**What you will do**
Pictures do not belong in the copy; transcribe everything else in the records exactly.

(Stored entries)
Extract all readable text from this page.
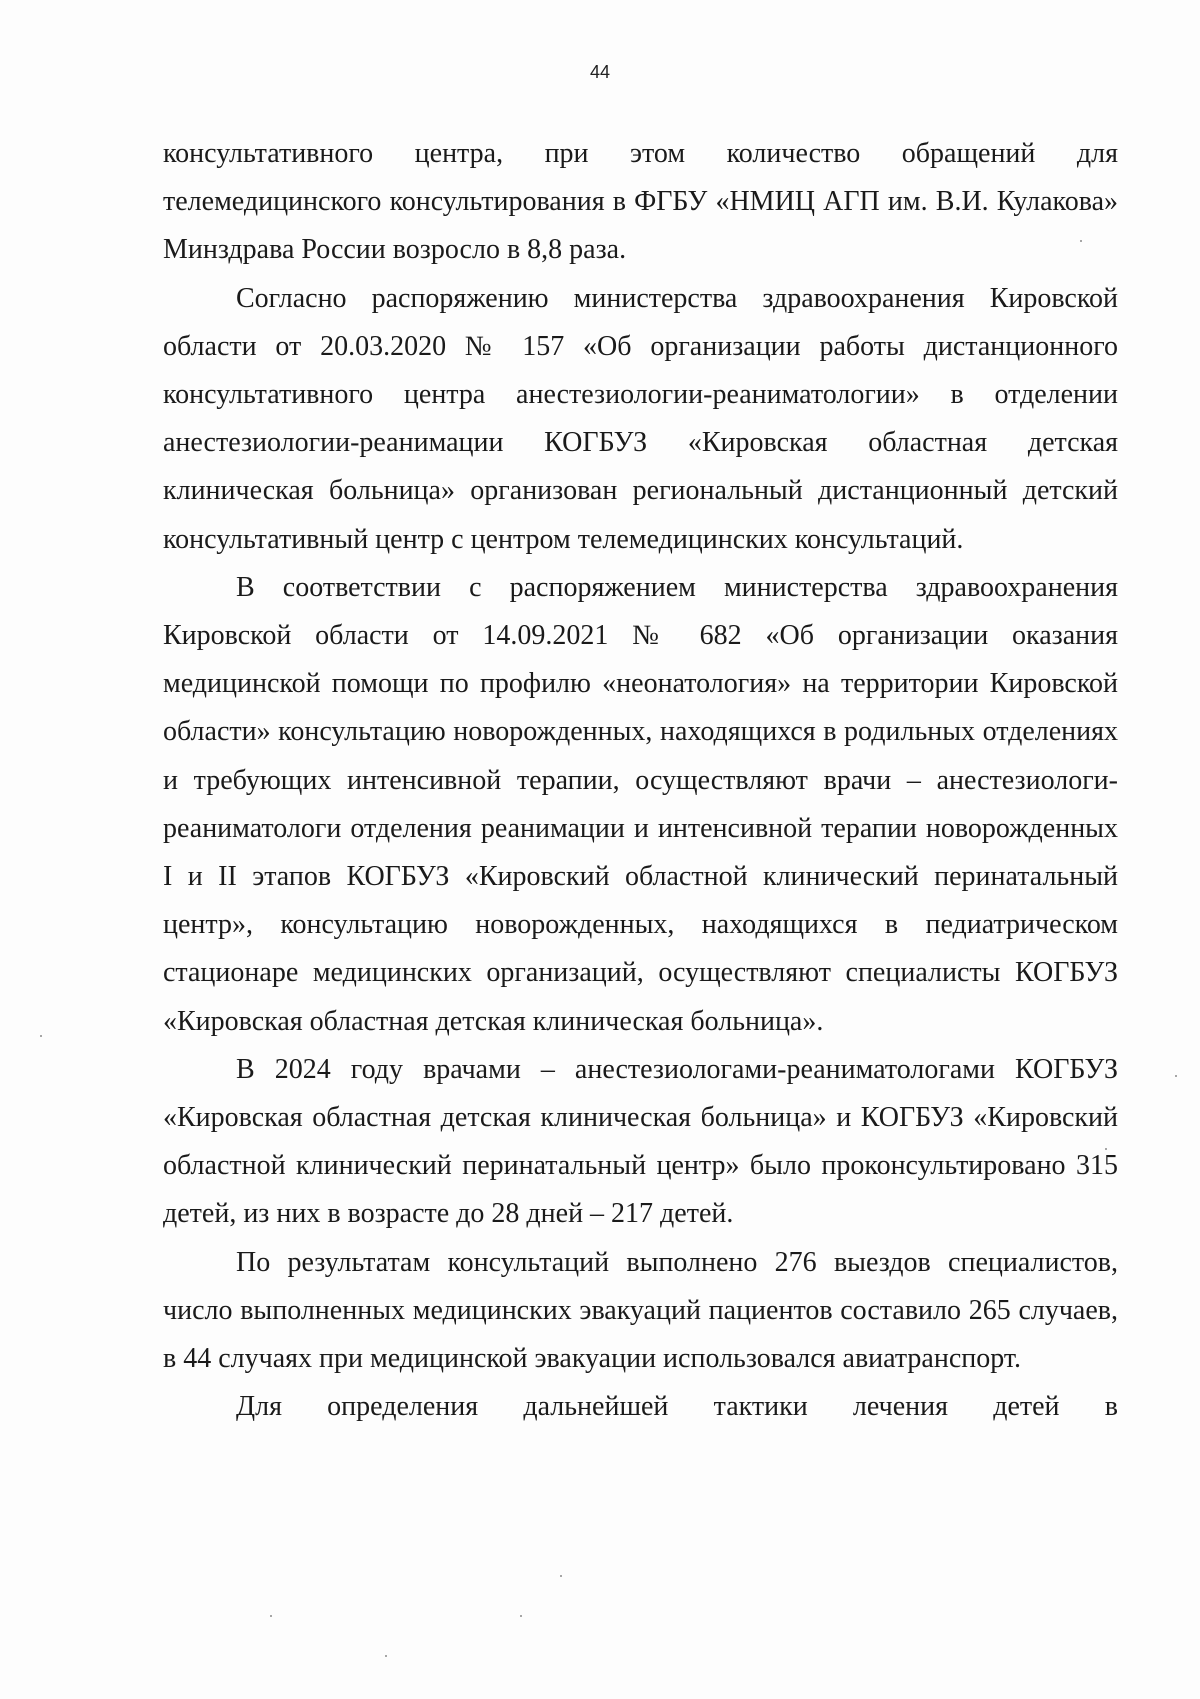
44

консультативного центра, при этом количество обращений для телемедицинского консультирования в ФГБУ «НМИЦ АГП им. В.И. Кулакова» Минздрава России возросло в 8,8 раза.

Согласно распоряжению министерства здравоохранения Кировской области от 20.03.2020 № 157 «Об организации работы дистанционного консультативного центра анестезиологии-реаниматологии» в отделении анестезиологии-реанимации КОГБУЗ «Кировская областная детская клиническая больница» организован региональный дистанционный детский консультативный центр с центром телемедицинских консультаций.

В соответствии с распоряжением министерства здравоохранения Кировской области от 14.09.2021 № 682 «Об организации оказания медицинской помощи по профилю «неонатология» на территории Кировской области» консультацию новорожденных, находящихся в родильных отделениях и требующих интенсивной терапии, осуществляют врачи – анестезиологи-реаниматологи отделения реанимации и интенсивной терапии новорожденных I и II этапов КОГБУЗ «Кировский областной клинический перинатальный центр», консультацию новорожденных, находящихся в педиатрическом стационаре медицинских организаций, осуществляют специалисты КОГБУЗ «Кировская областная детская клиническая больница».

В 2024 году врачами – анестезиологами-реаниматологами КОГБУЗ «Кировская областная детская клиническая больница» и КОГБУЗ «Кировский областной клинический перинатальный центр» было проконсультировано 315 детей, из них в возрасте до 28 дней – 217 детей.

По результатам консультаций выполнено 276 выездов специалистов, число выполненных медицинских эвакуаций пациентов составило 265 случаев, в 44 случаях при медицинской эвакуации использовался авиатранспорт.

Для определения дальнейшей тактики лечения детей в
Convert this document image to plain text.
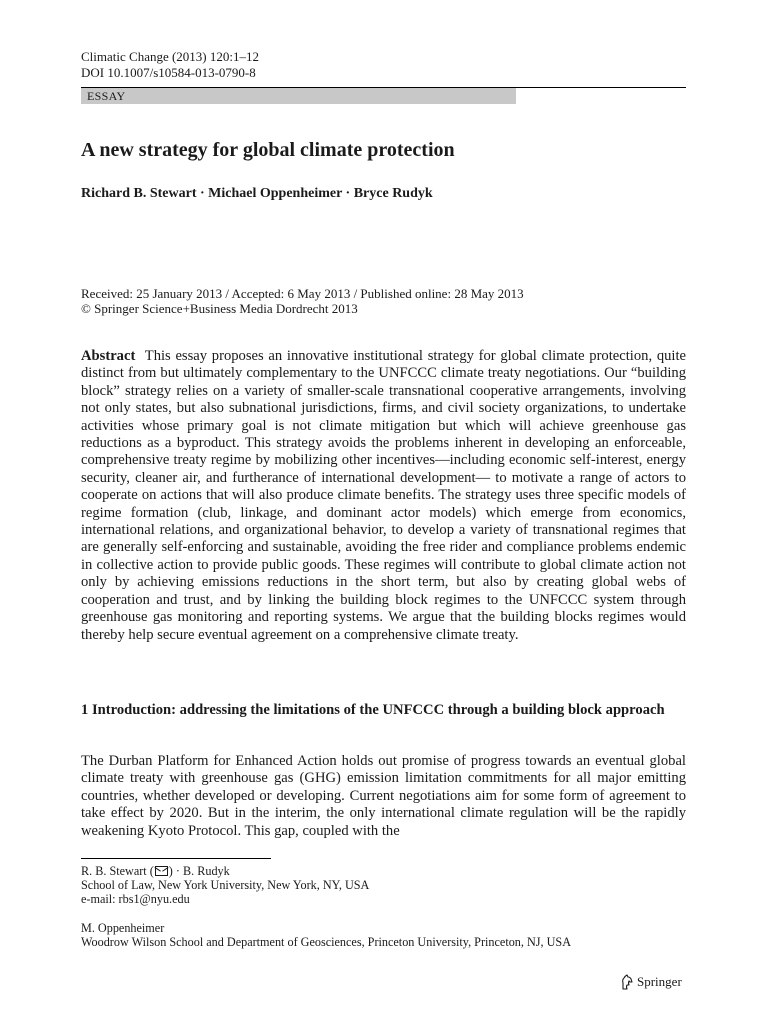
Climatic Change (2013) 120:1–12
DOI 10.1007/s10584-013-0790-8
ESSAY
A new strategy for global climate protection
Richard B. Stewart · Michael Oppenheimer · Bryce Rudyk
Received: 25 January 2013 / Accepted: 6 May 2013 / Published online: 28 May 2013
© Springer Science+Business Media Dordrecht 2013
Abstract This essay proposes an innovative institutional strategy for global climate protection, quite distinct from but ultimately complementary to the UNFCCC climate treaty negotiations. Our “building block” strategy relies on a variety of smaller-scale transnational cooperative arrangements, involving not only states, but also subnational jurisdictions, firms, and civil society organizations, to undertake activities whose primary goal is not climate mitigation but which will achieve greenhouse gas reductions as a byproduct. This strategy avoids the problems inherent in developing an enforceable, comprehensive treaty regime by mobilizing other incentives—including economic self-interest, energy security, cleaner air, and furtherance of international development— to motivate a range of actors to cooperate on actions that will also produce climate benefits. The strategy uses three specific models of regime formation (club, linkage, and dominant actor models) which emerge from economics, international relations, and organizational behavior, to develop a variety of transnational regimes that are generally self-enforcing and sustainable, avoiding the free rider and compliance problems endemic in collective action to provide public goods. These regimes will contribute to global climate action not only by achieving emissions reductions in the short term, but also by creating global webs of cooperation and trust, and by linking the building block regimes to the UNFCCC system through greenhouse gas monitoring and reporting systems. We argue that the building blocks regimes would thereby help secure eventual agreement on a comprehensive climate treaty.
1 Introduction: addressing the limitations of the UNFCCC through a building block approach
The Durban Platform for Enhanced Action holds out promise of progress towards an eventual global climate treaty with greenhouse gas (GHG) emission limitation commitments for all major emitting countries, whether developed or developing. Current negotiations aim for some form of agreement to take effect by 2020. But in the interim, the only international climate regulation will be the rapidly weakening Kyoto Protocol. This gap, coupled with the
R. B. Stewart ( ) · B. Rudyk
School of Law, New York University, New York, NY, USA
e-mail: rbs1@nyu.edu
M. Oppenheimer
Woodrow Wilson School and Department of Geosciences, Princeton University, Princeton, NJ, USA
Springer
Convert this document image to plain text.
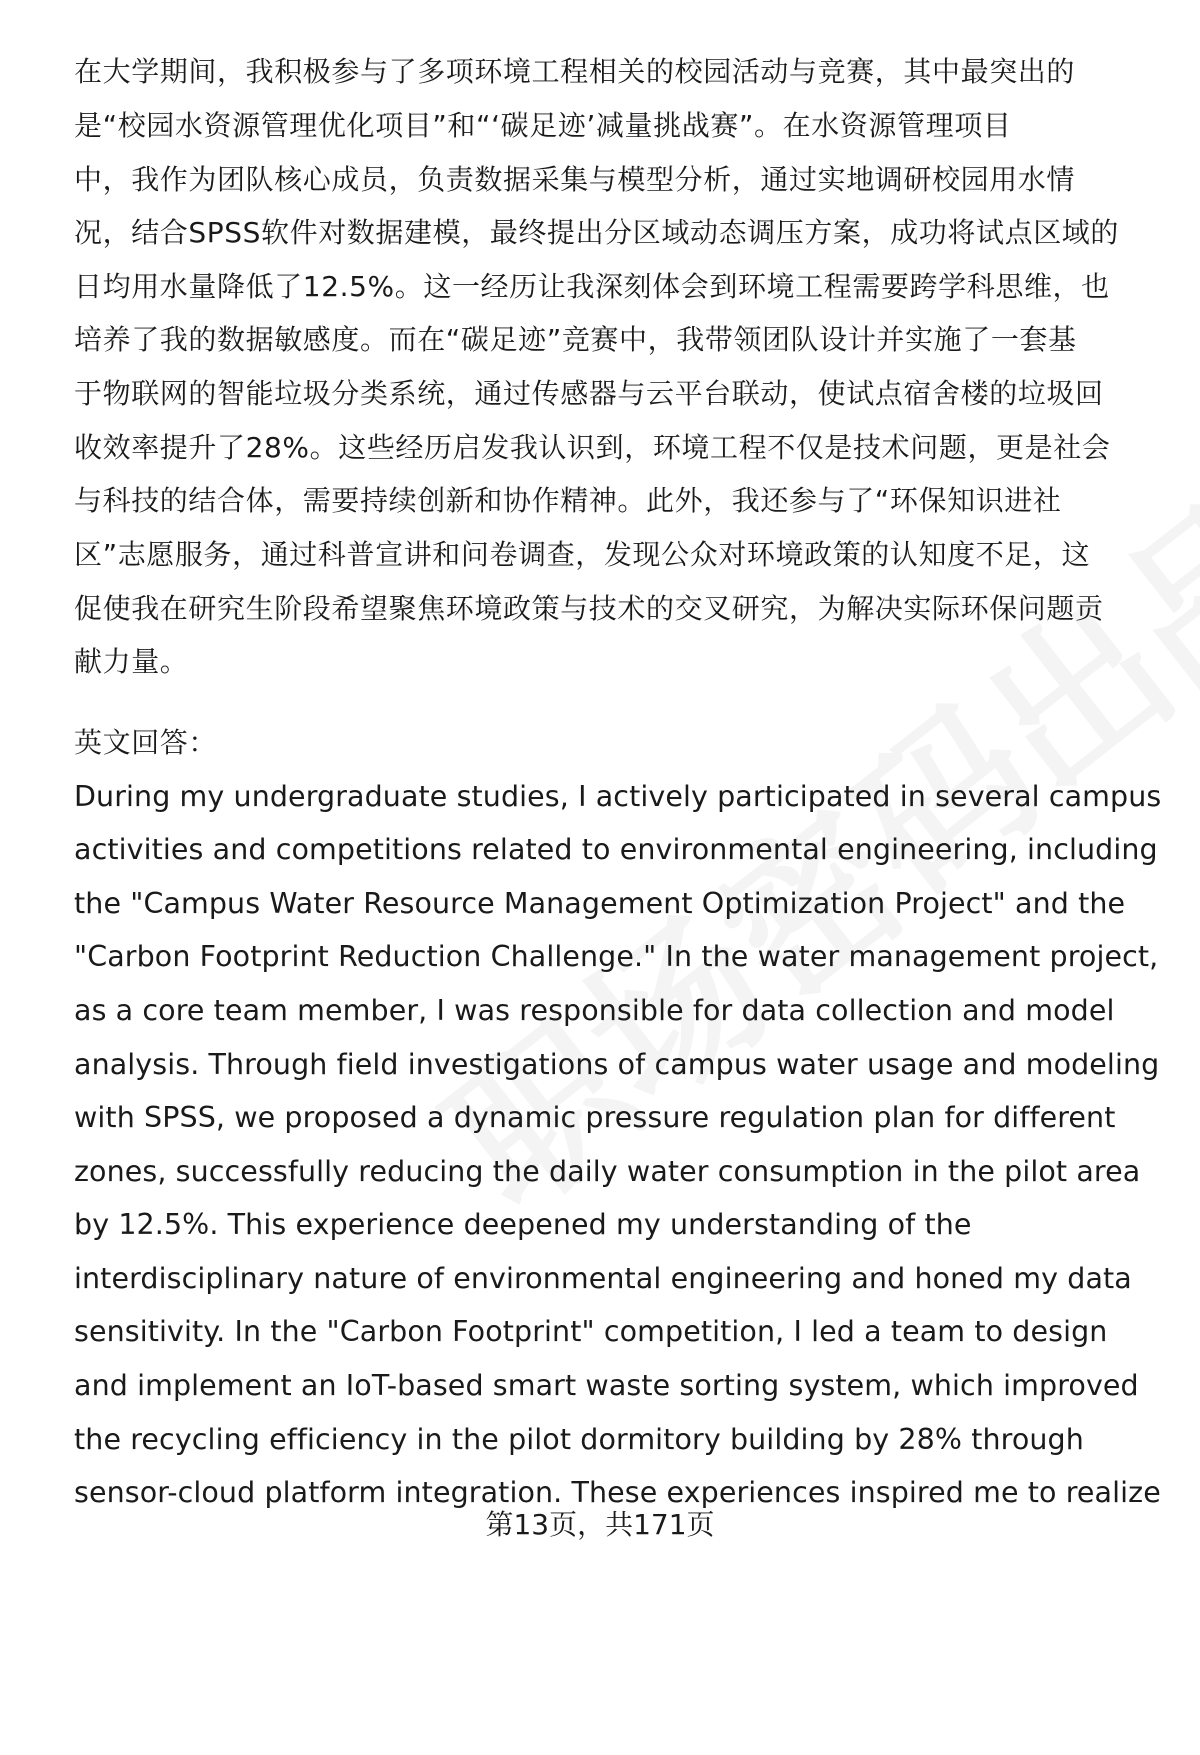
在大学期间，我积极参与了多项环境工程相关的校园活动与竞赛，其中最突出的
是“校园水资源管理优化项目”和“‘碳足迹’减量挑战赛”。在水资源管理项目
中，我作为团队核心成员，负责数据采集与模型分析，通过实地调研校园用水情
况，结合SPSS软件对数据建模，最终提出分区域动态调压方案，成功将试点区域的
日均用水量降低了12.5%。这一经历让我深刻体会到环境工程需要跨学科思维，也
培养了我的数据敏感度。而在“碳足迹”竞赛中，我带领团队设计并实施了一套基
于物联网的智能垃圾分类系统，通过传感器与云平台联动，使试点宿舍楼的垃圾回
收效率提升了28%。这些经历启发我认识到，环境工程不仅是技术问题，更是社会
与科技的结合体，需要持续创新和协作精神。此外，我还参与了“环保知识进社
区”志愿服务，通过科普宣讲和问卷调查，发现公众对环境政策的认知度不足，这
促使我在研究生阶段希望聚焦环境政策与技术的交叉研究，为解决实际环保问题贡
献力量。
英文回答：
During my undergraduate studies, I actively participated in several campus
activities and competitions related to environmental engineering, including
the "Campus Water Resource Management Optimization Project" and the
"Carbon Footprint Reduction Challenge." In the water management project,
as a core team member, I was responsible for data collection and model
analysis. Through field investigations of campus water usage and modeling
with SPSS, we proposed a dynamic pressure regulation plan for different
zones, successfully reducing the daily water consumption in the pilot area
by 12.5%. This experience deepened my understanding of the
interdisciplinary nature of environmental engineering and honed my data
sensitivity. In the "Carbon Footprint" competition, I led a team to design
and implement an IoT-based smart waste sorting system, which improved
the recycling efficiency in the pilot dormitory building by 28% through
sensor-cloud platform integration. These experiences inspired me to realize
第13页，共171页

**The solution**
Extract all readable text from this page.
44

консультативного центра, при этом количество обращений для телемедицинского консультирования в ФГБУ «НМИЦ АГП им. В.И. Кулакова» Минздрава России возросло в 8,8 раза.

Согласно распоряжению министерства здравоохранения Кировской области от 20.03.2020 № 157 «Об организации работы дистанционного консультативного центра анестезиологии-реаниматологии» в отделении анестезиологии-реанимации КОГБУЗ «Кировская областная детская клиническая больница» организован региональный дистанционный детский консультативный центр с центром телемедицинских консультаций.

В соответствии с распоряжением министерства здравоохранения Кировской области от 14.09.2021 № 682 «Об организации оказания медицинской помощи по профилю «неонатология» на территории Кировской области» консультацию новорожденных, находящихся в родильных отделениях и требующих интенсивной терапии, осуществляют врачи – анестезиологи-реаниматологи отделения реанимации и интенсивной терапии новорожденных I и II этапов КОГБУЗ «Кировский областной клинический перинатальный центр», консультацию новорожденных, находящихся в педиатрическом стационаре медицинских организаций, осуществляют специалисты КОГБУЗ «Кировская областная детская клиническая больница».

В 2024 году врачами – анестезиологами-реаниматологами КОГБУЗ «Кировская областная детская клиническая больница» и КОГБУЗ «Кировский областной клинический перинатальный центр» было проконсультировано 315 детей, из них в возрасте до 28 дней – 217 детей.

По результатам консультаций выполнено 276 выездов специалистов, число выполненных медицинских эвакуаций пациентов составило 265 случаев, в 44 случаях при медицинской эвакуации использовался авиатранспорт.

Для определения дальнейшей тактики лечения детей в
Convert this document image to plain text.
Climatic Change (2013) 120:1–12
DOI 10.1007/s10584-013-0790-8
ESSAY
A new strategy for global climate protection
Richard B. Stewart · Michael Oppenheimer · Bryce Rudyk
Received: 25 January 2013 / Accepted: 6 May 2013 / Published online: 28 May 2013
© Springer Science+Business Media Dordrecht 2013
Abstract This essay proposes an innovative institutional strategy for global climate protection, quite distinct from but ultimately complementary to the UNFCCC climate treaty negotiations. Our “building block” strategy relies on a variety of smaller-scale transnational cooperative arrangements, involving not only states, but also subnational jurisdictions, firms, and civil society organizations, to undertake activities whose primary goal is not climate mitigation but which will achieve greenhouse gas reductions as a byproduct. This strategy avoids the problems inherent in developing an enforceable, comprehensive treaty regime by mobilizing other incentives—including economic self-interest, energy security, cleaner air, and furtherance of international development— to motivate a range of actors to cooperate on actions that will also produce climate benefits. The strategy uses three specific models of regime formation (club, linkage, and dominant actor models) which emerge from economics, international relations, and organizational behavior, to develop a variety of transnational regimes that are generally self-enforcing and sustainable, avoiding the free rider and compliance problems endemic in collective action to provide public goods. These regimes will contribute to global climate action not only by achieving emissions reductions in the short term, but also by creating global webs of cooperation and trust, and by linking the building block regimes to the UNFCCC system through greenhouse gas monitoring and reporting systems. We argue that the building blocks regimes would thereby help secure eventual agreement on a comprehensive climate treaty.
1 Introduction: addressing the limitations of the UNFCCC through a building block approach
The Durban Platform for Enhanced Action holds out promise of progress towards an eventual global climate treaty with greenhouse gas (GHG) emission limitation commitments for all major emitting countries, whether developed or developing. Current negotiations aim for some form of agreement to take effect by 2020. But in the interim, the only international climate regulation will be the rapidly weakening Kyoto Protocol. This gap, coupled with the
R. B. Stewart ( ) · B. Rudyk
School of Law, New York University, New York, NY, USA
e-mail: rbs1@nyu.edu
M. Oppenheimer
Woodrow Wilson School and Department of Geosciences, Princeton University, Princeton, NJ, USA
Springer
Convert this document image to plain text.
在大学期间，我积极参与了多项环境工程相关的校园活动与竞赛，其中最突出的
是“校园水资源管理优化项目”和“‘碳足迹’减量挑战赛”。在水资源管理项目
中，我作为团队核心成员，负责数据采集与模型分析，通过实地调研校园用水情
况，结合SPSS软件对数据建模，最终提出分区域动态调压方案，成功将试点区域的
日均用水量降低了12.5%。这一经历让我深刻体会到环境工程需要跨学科思维，也
培养了我的数据敏感度。而在“碳足迹”竞赛中，我带领团队设计并实施了一套基
于物联网的智能垃圾分类系统，通过传感器与云平台联动，使试点宿舍楼的垃圾回
收效率提升了28%。这些经历启发我认识到，环境工程不仅是技术问题，更是社会
与科技的结合体，需要持续创新和协作精神。此外，我还参与了“环保知识进社
区”志愿服务，通过科普宣讲和问卷调查，发现公众对环境政策的认知度不足，这
促使我在研究生阶段希望聚焦环境政策与技术的交叉研究，为解决实际环保问题贡
献力量。
英文回答：
During my undergraduate studies, I actively participated in several campus
activities and competitions related to environmental engineering, including
the "Campus Water Resource Management Optimization Project" and the
"Carbon Footprint Reduction Challenge." In the water management project,
as a core team member, I was responsible for data collection and model
analysis. Through field investigations of campus water usage and modeling
with SPSS, we proposed a dynamic pressure regulation plan for different
zones, successfully reducing the daily water consumption in the pilot area
by 12.5%. This experience deepened my understanding of the
interdisciplinary nature of environmental engineering and honed my data
sensitivity. In the "Carbon Footprint" competition, I led a team to design
and implement an IoT-based smart waste sorting system, which improved
the recycling efficiency in the pilot dormitory building by 28% through
sensor-cloud platform integration. These experiences inspired me to realize
第13页，共171页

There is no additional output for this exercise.